WHAT TO WORK ON
Select and copy out every line in the records containing "text".

>> Start

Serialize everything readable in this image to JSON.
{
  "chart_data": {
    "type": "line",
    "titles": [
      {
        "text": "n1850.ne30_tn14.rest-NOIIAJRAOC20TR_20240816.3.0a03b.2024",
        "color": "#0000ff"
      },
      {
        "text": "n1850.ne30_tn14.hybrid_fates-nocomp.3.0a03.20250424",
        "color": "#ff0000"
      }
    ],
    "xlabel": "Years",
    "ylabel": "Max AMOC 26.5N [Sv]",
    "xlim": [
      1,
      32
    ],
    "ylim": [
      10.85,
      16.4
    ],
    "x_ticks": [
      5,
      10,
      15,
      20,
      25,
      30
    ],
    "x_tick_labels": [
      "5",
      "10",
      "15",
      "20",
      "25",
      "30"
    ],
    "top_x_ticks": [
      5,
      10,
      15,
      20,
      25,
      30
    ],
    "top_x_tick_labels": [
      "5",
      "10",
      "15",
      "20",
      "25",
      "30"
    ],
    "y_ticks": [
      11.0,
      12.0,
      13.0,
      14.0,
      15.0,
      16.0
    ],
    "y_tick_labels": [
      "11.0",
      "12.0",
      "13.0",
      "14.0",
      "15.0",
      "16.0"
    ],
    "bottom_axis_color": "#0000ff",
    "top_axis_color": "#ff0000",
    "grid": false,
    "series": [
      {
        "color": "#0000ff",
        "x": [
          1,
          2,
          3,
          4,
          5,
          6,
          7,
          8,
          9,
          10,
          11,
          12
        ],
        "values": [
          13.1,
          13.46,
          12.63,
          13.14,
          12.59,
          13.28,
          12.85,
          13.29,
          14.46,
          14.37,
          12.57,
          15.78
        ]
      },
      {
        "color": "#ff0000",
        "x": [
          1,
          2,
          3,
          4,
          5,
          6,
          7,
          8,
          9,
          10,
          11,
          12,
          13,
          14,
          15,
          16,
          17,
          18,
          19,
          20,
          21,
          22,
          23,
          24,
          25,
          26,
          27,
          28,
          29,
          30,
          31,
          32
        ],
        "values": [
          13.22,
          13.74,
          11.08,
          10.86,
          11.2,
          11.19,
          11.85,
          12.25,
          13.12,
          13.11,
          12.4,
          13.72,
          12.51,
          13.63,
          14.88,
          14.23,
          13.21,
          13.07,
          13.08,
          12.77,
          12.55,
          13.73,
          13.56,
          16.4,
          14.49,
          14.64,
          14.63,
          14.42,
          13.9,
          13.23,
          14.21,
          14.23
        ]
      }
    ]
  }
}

>> End

RESPONSE BELOW
        "text": "n1850.ne30_tn14.rest-NOIIAJRAOC20TR_20240816.3.0a03b.2024",
        "text": "n1850.ne30_tn14.hybrid_fates-nocomp.3.0a03.20250424",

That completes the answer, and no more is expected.